Figure record extracts:
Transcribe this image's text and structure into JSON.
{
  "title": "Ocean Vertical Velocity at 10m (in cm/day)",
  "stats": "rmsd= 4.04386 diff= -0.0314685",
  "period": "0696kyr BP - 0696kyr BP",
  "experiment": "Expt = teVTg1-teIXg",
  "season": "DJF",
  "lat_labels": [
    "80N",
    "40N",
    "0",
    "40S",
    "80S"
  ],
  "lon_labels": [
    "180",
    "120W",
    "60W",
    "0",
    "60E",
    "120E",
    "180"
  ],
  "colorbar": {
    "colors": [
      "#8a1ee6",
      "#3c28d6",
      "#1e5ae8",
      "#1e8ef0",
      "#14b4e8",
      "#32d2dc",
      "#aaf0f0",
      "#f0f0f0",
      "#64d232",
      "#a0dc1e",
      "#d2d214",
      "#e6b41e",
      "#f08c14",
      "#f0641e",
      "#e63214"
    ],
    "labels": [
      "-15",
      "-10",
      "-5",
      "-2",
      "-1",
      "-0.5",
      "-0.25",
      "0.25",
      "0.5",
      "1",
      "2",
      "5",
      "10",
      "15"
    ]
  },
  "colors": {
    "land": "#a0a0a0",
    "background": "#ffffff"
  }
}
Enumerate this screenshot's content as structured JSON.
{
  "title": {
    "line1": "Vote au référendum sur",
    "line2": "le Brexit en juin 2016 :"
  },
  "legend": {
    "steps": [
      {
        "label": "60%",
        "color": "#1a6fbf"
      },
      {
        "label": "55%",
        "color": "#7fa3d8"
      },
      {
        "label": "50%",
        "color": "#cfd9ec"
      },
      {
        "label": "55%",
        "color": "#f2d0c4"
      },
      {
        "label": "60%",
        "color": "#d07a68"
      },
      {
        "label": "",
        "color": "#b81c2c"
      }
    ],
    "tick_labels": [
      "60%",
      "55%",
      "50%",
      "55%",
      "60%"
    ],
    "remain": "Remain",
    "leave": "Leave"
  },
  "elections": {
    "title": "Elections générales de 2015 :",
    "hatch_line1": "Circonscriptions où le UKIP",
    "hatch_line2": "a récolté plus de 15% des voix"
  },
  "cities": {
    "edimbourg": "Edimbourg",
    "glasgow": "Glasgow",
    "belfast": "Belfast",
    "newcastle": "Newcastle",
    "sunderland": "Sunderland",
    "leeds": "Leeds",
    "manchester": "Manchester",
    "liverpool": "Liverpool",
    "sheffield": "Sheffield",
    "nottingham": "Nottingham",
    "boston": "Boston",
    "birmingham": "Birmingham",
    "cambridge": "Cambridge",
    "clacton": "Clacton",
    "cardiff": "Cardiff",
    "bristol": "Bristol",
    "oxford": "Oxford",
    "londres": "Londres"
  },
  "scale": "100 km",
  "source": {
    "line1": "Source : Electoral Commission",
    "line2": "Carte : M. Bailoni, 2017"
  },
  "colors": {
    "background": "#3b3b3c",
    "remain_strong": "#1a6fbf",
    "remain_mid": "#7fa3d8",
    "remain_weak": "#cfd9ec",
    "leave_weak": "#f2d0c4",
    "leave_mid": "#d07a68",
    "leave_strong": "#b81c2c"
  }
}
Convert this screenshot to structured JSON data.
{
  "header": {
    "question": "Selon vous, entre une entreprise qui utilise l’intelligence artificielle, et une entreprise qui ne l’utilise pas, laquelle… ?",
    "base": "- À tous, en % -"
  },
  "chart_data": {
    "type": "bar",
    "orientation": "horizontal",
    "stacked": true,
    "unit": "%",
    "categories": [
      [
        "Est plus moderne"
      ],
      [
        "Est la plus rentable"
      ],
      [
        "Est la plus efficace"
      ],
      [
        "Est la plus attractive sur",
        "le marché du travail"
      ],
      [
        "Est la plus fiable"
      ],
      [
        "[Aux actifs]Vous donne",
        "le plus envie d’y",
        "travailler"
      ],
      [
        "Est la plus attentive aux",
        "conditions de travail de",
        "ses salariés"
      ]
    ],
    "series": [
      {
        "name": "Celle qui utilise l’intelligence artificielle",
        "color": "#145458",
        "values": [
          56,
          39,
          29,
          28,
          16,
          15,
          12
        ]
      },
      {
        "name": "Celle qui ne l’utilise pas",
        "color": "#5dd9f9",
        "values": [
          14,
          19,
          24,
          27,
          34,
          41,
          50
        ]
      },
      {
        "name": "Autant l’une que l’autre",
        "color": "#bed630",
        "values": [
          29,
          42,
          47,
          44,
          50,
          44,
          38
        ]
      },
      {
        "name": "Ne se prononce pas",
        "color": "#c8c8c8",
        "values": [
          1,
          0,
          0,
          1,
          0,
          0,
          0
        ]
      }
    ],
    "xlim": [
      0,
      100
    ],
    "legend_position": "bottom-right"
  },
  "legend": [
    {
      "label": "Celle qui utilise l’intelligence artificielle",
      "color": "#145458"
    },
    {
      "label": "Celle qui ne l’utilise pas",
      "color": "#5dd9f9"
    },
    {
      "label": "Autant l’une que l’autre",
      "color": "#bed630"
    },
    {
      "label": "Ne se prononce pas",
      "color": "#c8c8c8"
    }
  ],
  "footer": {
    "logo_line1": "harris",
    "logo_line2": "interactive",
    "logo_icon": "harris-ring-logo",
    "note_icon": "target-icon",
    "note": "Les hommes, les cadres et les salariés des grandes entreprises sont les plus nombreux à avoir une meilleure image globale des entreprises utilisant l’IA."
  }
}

-- Your objective --
Nothing in the listing may be changed; retype it all exactly.

-- Solution to the exercise --
Transcribe this image's text and structure into JSON.
{
  "title": "Ocean Vertical Velocity at 10m (in cm/day)",
  "stats": "rmsd= 4.04386 diff= -0.0314685",
  "period": "0696kyr BP - 0696kyr BP",
  "experiment": "Expt = teVTg1-teIXg",
  "season": "DJF",
  "lat_labels": [
    "80N",
    "40N",
    "0",
    "40S",
    "80S"
  ],
  "lon_labels": [
    "180",
    "120W",
    "60W",
    "0",
    "60E",
    "120E",
    "180"
  ],
  "colorbar": {
    "colors": [
      "#8a1ee6",
      "#3c28d6",
      "#1e5ae8",
      "#1e8ef0",
      "#14b4e8",
      "#32d2dc",
      "#aaf0f0",
      "#f0f0f0",
      "#64d232",
      "#a0dc1e",
      "#d2d214",
      "#e6b41e",
      "#f08c14",
      "#f0641e",
      "#e63214"
    ],
    "labels": [
      "-15",
      "-10",
      "-5",
      "-2",
      "-1",
      "-0.5",
      "-0.25",
      "0.25",
      "0.5",
      "1",
      "2",
      "5",
      "10",
      "15"
    ]
  },
  "colors": {
    "land": "#a0a0a0",
    "background": "#ffffff"
  }
}
Enumerate this screenshot's content as structured JSON.
{
  "title": {
    "line1": "Vote au référendum sur",
    "line2": "le Brexit en juin 2016 :"
  },
  "legend": {
    "steps": [
      {
        "label": "60%",
        "color": "#1a6fbf"
      },
      {
        "label": "55%",
        "color": "#7fa3d8"
      },
      {
        "label": "50%",
        "color": "#cfd9ec"
      },
      {
        "label": "55%",
        "color": "#f2d0c4"
      },
      {
        "label": "60%",
        "color": "#d07a68"
      },
      {
        "label": "",
        "color": "#b81c2c"
      }
    ],
    "tick_labels": [
      "60%",
      "55%",
      "50%",
      "55%",
      "60%"
    ],
    "remain": "Remain",
    "leave": "Leave"
  },
  "elections": {
    "title": "Elections générales de 2015 :",
    "hatch_line1": "Circonscriptions où le UKIP",
    "hatch_line2": "a récolté plus de 15% des voix"
  },
  "cities": {
    "edimbourg": "Edimbourg",
    "glasgow": "Glasgow",
    "belfast": "Belfast",
    "newcastle": "Newcastle",
    "sunderland": "Sunderland",
    "leeds": "Leeds",
    "manchester": "Manchester",
    "liverpool": "Liverpool",
    "sheffield": "Sheffield",
    "nottingham": "Nottingham",
    "boston": "Boston",
    "birmingham": "Birmingham",
    "cambridge": "Cambridge",
    "clacton": "Clacton",
    "cardiff": "Cardiff",
    "bristol": "Bristol",
    "oxford": "Oxford",
    "londres": "Londres"
  },
  "scale": "100 km",
  "source": {
    "line1": "Source : Electoral Commission",
    "line2": "Carte : M. Bailoni, 2017"
  },
  "colors": {
    "background": "#3b3b3c",
    "remain_strong": "#1a6fbf",
    "remain_mid": "#7fa3d8",
    "remain_weak": "#cfd9ec",
    "leave_weak": "#f2d0c4",
    "leave_mid": "#d07a68",
    "leave_strong": "#b81c2c"
  }
}
Convert this screenshot to structured JSON data.
{
  "header": {
    "question": "Selon vous, entre une entreprise qui utilise l’intelligence artificielle, et une entreprise qui ne l’utilise pas, laquelle… ?",
    "base": "- À tous, en % -"
  },
  "chart_data": {
    "type": "bar",
    "orientation": "horizontal",
    "stacked": true,
    "unit": "%",
    "categories": [
      [
        "Est plus moderne"
      ],
      [
        "Est la plus rentable"
      ],
      [
        "Est la plus efficace"
      ],
      [
        "Est la plus attractive sur",
        "le marché du travail"
      ],
      [
        "Est la plus fiable"
      ],
      [
        "[Aux actifs]Vous donne",
        "le plus envie d’y",
        "travailler"
      ],
      [
        "Est la plus attentive aux",
        "conditions de travail de",
        "ses salariés"
      ]
    ],
    "series": [
      {
        "name": "Celle qui utilise l’intelligence artificielle",
        "color": "#145458",
        "values": [
          56,
          39,
          29,
          28,
          16,
          15,
          12
        ]
      },
      {
        "name": "Celle qui ne l’utilise pas",
        "color": "#5dd9f9",
        "values": [
          14,
          19,
          24,
          27,
          34,
          41,
          50
        ]
      },
      {
        "name": "Autant l’une que l’autre",
        "color": "#bed630",
        "values": [
          29,
          42,
          47,
          44,
          50,
          44,
          38
        ]
      },
      {
        "name": "Ne se prononce pas",
        "color": "#c8c8c8",
        "values": [
          1,
          0,
          0,
          1,
          0,
          0,
          0
        ]
      }
    ],
    "xlim": [
      0,
      100
    ],
    "legend_position": "bottom-right"
  },
  "legend": [
    {
      "label": "Celle qui utilise l’intelligence artificielle",
      "color": "#145458"
    },
    {
      "label": "Celle qui ne l’utilise pas",
      "color": "#5dd9f9"
    },
    {
      "label": "Autant l’une que l’autre",
      "color": "#bed630"
    },
    {
      "label": "Ne se prononce pas",
      "color": "#c8c8c8"
    }
  ],
  "footer": {
    "logo_line1": "harris",
    "logo_line2": "interactive",
    "logo_icon": "harris-ring-logo",
    "note_icon": "target-icon",
    "note": "Les hommes, les cadres et les salariés des grandes entreprises sont les plus nombreux à avoir une meilleure image globale des entreprises utilisant l’IA."
  }
}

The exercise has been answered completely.